**Do this**.
Write every entry out again exactly, please, and skip the pictures.

**Material for this task**.

--- Begin ---

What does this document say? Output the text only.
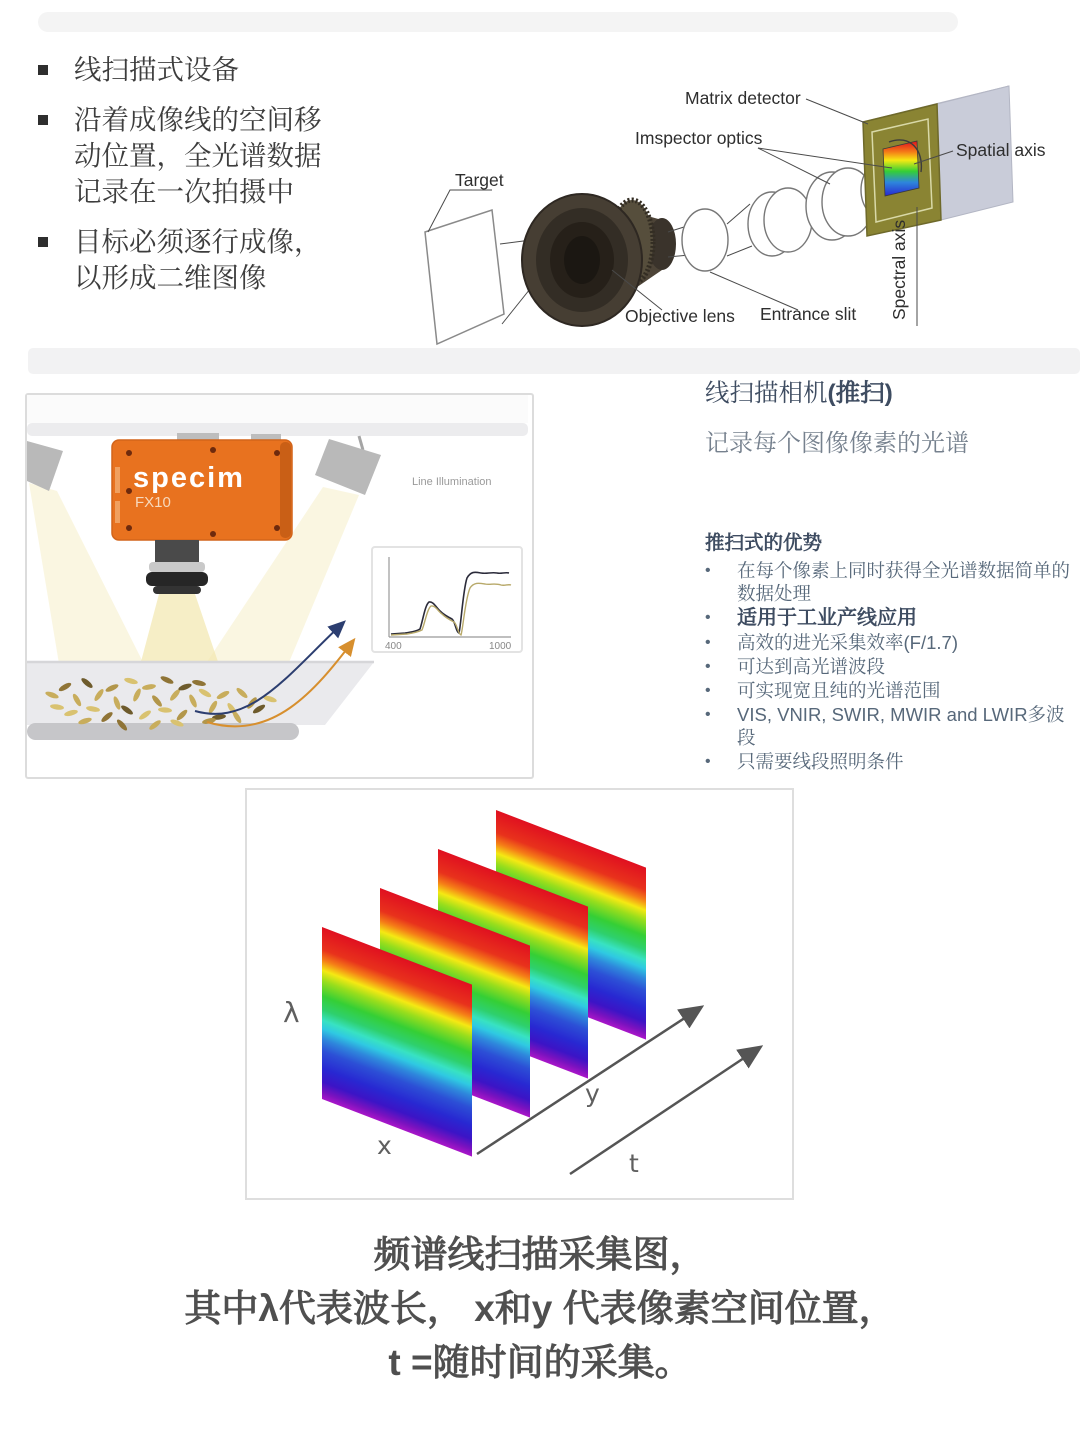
线扫描式设备
沿着成像线的空间移动位置，全光谱数据记录在一次拍摄中
目标必须逐行成像，以形成二维图像
Matrix detector
Imspector optics
Target
Objective lens Entrance slit
Spatial axis
Spectral axis
specim
FX10
400	1000
Line Illumination
线扫描相机(推扫)
记录每个图像像素的光谱
推扫式的优势
•	在每个像素上同时获得全光谱数据简单的数据处理
•	适用于工业产线应用
•	高效的进光采集效率(F/1.7)
•	可达到高光谱波段
•	可实现宽且纯的光谱范围
•	VIS, VNIR, SWIR, MWIR and LWIR多波段
•	只需要线段照明条件
λ
x
y
t
频谱线扫描采集图，
其中λ代表波长， x和y 代表像素空间位置，
t =随时间的采集。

--- End ---

**The response**.
What does this document say? Output the text only.
线扫描式设备
沿着成像线的空间移动位置，全光谱数据记录在一次拍摄中
目标必须逐行成像，以形成二维图像
Matrix detector
Imspector optics
Target
Objective lens Entrance slit
Spatial axis
Spectral axis
specim
FX10
400	1000
Line Illumination
线扫描相机(推扫)
记录每个图像像素的光谱
推扫式的优势
•	在每个像素上同时获得全光谱数据简单的数据处理
•	适用于工业产线应用
•	高效的进光采集效率(F/1.7)
•	可达到高光谱波段
•	可实现宽且纯的光谱范围
•	VIS, VNIR, SWIR, MWIR and LWIR多波段
•	只需要线段照明条件
λ
x
y
t
频谱线扫描采集图，
其中λ代表波长， x和y 代表像素空间位置，
t =随时间的采集。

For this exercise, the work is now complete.